(Collected data)
※ ※ ※
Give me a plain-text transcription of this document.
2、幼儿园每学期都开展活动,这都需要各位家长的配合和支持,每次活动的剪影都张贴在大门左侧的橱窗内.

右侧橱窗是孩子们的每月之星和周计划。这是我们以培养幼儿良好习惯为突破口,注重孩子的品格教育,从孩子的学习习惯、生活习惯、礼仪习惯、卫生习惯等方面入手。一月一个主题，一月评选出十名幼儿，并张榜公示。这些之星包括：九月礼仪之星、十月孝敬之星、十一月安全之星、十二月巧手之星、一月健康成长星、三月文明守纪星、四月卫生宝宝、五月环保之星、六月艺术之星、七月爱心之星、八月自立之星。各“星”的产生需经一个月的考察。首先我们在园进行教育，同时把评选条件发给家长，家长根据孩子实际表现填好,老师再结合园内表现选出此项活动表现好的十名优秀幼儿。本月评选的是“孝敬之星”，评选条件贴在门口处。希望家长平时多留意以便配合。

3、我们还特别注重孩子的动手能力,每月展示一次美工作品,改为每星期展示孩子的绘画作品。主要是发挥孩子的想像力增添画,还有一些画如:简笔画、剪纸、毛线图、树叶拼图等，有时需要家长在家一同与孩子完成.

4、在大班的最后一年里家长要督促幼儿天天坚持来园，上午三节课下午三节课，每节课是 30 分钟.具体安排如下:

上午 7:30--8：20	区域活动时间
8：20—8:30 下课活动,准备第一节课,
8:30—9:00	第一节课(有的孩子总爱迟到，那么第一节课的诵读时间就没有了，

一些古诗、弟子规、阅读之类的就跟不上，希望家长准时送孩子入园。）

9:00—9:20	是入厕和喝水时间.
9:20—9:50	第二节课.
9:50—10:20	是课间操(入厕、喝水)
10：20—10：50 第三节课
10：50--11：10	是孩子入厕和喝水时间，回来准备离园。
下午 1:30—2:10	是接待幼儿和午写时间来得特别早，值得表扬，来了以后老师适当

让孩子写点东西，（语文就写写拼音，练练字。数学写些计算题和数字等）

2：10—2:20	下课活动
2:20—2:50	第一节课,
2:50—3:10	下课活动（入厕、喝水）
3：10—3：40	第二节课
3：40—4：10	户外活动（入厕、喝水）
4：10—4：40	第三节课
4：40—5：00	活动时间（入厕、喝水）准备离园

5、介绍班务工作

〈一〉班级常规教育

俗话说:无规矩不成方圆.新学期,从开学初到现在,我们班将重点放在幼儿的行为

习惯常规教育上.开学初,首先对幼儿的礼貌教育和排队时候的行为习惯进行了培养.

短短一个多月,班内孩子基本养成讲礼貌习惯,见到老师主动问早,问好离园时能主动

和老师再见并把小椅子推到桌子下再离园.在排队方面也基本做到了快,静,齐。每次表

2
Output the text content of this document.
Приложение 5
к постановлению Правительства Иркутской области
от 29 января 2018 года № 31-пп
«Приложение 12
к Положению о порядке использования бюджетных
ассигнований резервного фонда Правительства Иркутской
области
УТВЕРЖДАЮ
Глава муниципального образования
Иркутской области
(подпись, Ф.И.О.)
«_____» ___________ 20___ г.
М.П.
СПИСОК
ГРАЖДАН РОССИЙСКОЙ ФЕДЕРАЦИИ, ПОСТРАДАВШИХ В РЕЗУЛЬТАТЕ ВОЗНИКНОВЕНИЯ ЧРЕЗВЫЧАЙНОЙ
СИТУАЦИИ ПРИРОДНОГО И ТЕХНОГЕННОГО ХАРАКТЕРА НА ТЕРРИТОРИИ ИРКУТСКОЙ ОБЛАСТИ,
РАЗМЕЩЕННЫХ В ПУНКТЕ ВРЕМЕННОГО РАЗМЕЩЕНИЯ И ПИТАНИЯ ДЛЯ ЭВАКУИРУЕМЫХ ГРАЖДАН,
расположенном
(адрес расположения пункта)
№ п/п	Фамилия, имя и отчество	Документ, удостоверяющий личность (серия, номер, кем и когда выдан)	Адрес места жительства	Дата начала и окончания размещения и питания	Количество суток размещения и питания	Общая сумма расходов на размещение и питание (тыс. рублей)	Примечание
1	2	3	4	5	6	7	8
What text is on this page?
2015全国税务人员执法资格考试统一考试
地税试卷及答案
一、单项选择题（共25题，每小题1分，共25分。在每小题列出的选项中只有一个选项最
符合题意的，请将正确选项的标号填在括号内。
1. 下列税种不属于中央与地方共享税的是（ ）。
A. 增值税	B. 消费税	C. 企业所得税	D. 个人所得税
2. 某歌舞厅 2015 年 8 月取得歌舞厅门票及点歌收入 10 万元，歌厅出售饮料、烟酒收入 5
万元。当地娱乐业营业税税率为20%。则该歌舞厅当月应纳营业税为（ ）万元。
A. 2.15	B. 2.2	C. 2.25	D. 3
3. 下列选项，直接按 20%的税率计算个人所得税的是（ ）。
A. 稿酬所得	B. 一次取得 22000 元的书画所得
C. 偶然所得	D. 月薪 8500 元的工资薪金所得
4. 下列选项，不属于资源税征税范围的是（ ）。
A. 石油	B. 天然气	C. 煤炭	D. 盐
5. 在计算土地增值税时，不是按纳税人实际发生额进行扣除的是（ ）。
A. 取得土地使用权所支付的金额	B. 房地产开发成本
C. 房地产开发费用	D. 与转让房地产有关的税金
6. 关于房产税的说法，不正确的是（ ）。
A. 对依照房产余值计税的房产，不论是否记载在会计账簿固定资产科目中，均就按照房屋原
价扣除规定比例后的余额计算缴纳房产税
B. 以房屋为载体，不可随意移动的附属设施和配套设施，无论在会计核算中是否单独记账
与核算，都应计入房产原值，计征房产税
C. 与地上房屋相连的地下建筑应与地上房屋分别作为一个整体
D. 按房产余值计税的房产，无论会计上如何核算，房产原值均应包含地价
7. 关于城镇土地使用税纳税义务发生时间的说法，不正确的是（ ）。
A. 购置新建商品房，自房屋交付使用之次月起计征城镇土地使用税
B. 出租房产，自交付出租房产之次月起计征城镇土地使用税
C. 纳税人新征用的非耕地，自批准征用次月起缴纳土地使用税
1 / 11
※ ※ ※
CHALLENGE -
Output the records exactly, including every line.

SOLUTION TO THIS TASK -
Give me a plain-text transcription of this document.
2、幼儿园每学期都开展活动,这都需要各位家长的配合和支持,每次活动的剪影都张贴在大门左侧的橱窗内.

右侧橱窗是孩子们的每月之星和周计划。这是我们以培养幼儿良好习惯为突破口,注重孩子的品格教育,从孩子的学习习惯、生活习惯、礼仪习惯、卫生习惯等方面入手。一月一个主题，一月评选出十名幼儿，并张榜公示。这些之星包括：九月礼仪之星、十月孝敬之星、十一月安全之星、十二月巧手之星、一月健康成长星、三月文明守纪星、四月卫生宝宝、五月环保之星、六月艺术之星、七月爱心之星、八月自立之星。各“星”的产生需经一个月的考察。首先我们在园进行教育，同时把评选条件发给家长，家长根据孩子实际表现填好,老师再结合园内表现选出此项活动表现好的十名优秀幼儿。本月评选的是“孝敬之星”，评选条件贴在门口处。希望家长平时多留意以便配合。

3、我们还特别注重孩子的动手能力,每月展示一次美工作品,改为每星期展示孩子的绘画作品。主要是发挥孩子的想像力增添画,还有一些画如:简笔画、剪纸、毛线图、树叶拼图等，有时需要家长在家一同与孩子完成.

4、在大班的最后一年里家长要督促幼儿天天坚持来园，上午三节课下午三节课，每节课是 30 分钟.具体安排如下:

上午 7:30--8：20	区域活动时间
8：20—8:30 下课活动,准备第一节课,
8:30—9:00	第一节课(有的孩子总爱迟到，那么第一节课的诵读时间就没有了，

一些古诗、弟子规、阅读之类的就跟不上，希望家长准时送孩子入园。）

9:00—9:20	是入厕和喝水时间.
9:20—9:50	第二节课.
9:50—10:20	是课间操(入厕、喝水)
10：20—10：50 第三节课
10：50--11：10	是孩子入厕和喝水时间，回来准备离园。
下午 1:30—2:10	是接待幼儿和午写时间来得特别早，值得表扬，来了以后老师适当

让孩子写点东西，（语文就写写拼音，练练字。数学写些计算题和数字等）

2：10—2:20	下课活动
2:20—2:50	第一节课,
2:50—3:10	下课活动（入厕、喝水）
3：10—3：40	第二节课
3：40—4：10	户外活动（入厕、喝水）
4：10—4：40	第三节课
4：40—5：00	活动时间（入厕、喝水）准备离园

5、介绍班务工作

〈一〉班级常规教育

俗话说:无规矩不成方圆.新学期,从开学初到现在,我们班将重点放在幼儿的行为

习惯常规教育上.开学初,首先对幼儿的礼貌教育和排队时候的行为习惯进行了培养.

短短一个多月,班内孩子基本养成讲礼貌习惯,见到老师主动问早,问好离园时能主动

和老师再见并把小椅子推到桌子下再离园.在排队方面也基本做到了快,静,齐。每次表

2
Output the text content of this document.
Приложение 5
к постановлению Правительства Иркутской области
от 29 января 2018 года № 31-пп
«Приложение 12
к Положению о порядке использования бюджетных
ассигнований резервного фонда Правительства Иркутской
области
УТВЕРЖДАЮ
Глава муниципального образования
Иркутской области
(подпись, Ф.И.О.)
«_____» ___________ 20___ г.
М.П.
СПИСОК
ГРАЖДАН РОССИЙСКОЙ ФЕДЕРАЦИИ, ПОСТРАДАВШИХ В РЕЗУЛЬТАТЕ ВОЗНИКНОВЕНИЯ ЧРЕЗВЫЧАЙНОЙ
СИТУАЦИИ ПРИРОДНОГО И ТЕХНОГЕННОГО ХАРАКТЕРА НА ТЕРРИТОРИИ ИРКУТСКОЙ ОБЛАСТИ,
РАЗМЕЩЕННЫХ В ПУНКТЕ ВРЕМЕННОГО РАЗМЕЩЕНИЯ И ПИТАНИЯ ДЛЯ ЭВАКУИРУЕМЫХ ГРАЖДАН,
расположенном
(адрес расположения пункта)
№ п/п	Фамилия, имя и отчество	Документ, удостоверяющий личность (серия, номер, кем и когда выдан)	Адрес места жительства	Дата начала и окончания размещения и питания	Количество суток размещения и питания	Общая сумма расходов на размещение и питание (тыс. рублей)	Примечание
1	2	3	4	5	6	7	8
What text is on this page?
2015全国税务人员执法资格考试统一考试
地税试卷及答案
一、单项选择题（共25题，每小题1分，共25分。在每小题列出的选项中只有一个选项最
符合题意的，请将正确选项的标号填在括号内。
1. 下列税种不属于中央与地方共享税的是（ ）。
A. 增值税	B. 消费税	C. 企业所得税	D. 个人所得税
2. 某歌舞厅 2015 年 8 月取得歌舞厅门票及点歌收入 10 万元，歌厅出售饮料、烟酒收入 5
万元。当地娱乐业营业税税率为20%。则该歌舞厅当月应纳营业税为（ ）万元。
A. 2.15	B. 2.2	C. 2.25	D. 3
3. 下列选项，直接按 20%的税率计算个人所得税的是（ ）。
A. 稿酬所得	B. 一次取得 22000 元的书画所得
C. 偶然所得	D. 月薪 8500 元的工资薪金所得
4. 下列选项，不属于资源税征税范围的是（ ）。
A. 石油	B. 天然气	C. 煤炭	D. 盐
5. 在计算土地增值税时，不是按纳税人实际发生额进行扣除的是（ ）。
A. 取得土地使用权所支付的金额	B. 房地产开发成本
C. 房地产开发费用	D. 与转让房地产有关的税金
6. 关于房产税的说法，不正确的是（ ）。
A. 对依照房产余值计税的房产，不论是否记载在会计账簿固定资产科目中，均就按照房屋原
价扣除规定比例后的余额计算缴纳房产税
B. 以房屋为载体，不可随意移动的附属设施和配套设施，无论在会计核算中是否单独记账
与核算，都应计入房产原值，计征房产税
C. 与地上房屋相连的地下建筑应与地上房屋分别作为一个整体
D. 按房产余值计税的房产，无论会计上如何核算，房产原值均应包含地价
7. 关于城镇土地使用税纳税义务发生时间的说法，不正确的是（ ）。
A. 购置新建商品房，自房屋交付使用之次月起计征城镇土地使用税
B. 出租房产，自交付出租房产之次月起计征城镇土地使用税
C. 纳税人新征用的非耕地，自批准征用次月起缴纳土地使用税
1 / 11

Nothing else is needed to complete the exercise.